::: EXCERPTED DATA :::

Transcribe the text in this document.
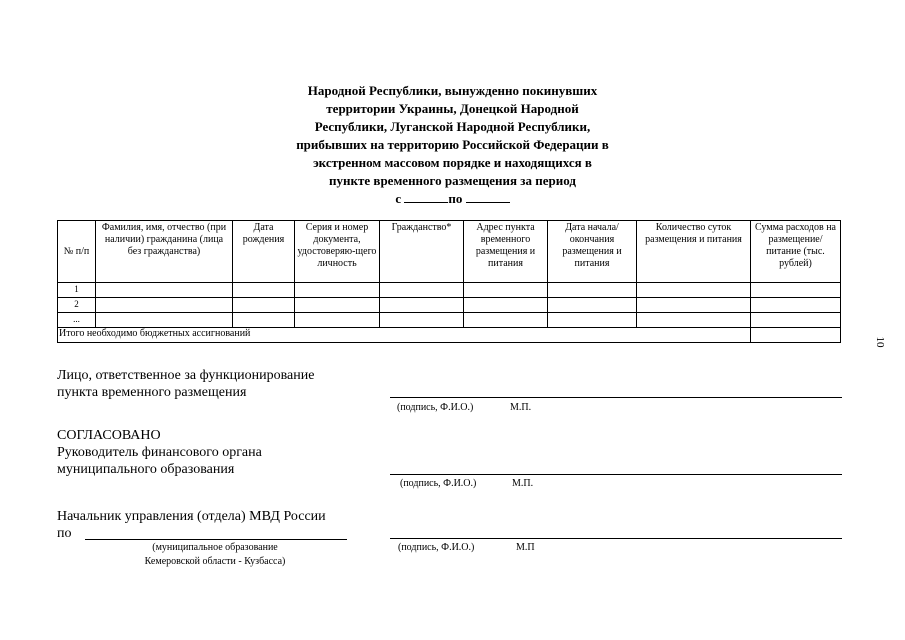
Народной Республики, вынужденно покинувших
территории Украины, Донецкой Народной
Республики, Луганской Народной Республики,
прибывших на территорию Российской Федерации в
экстренном массовом порядке и находящихся в
пункте временного размещения за период
с	по
№ п/п	Фамилия, имя, отчество (при наличии) гражданина (лица без гражданства)	Дата рождения	Серия и номер документа, удостоверяю-щего личность	Гражданство*	Адрес пункта временного размещения и питания	Дата начала/ окончания размещения и питания	Количество суток размещения и питания	Сумма расходов на размещение/ питание (тыс. рублей)
1								
2								
...								
Итого необходимо бюджетных ассигнований								
10
Лицо, ответственное за функционирование
пункта временного размещения
(подпись, Ф.И.О.)	М.П.
СОГЛАСОВАНО
Руководитель финансового органа
муниципального образования
(подпись, Ф.И.О.)	М.П.
Начальник управления (отдела) МВД России
по
(муниципальное образование
Кемеровской области - Кузбасса)
(подпись, Ф.И.О.)	М.П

:::

◆ **YOUR OBJECTIVE**
Show the lines from the data above that contain the string "Республики".

◆ **WRITTEN REPLY**
Народной Республики, вынужденно покинувших
Республики, Луганской Народной Республики,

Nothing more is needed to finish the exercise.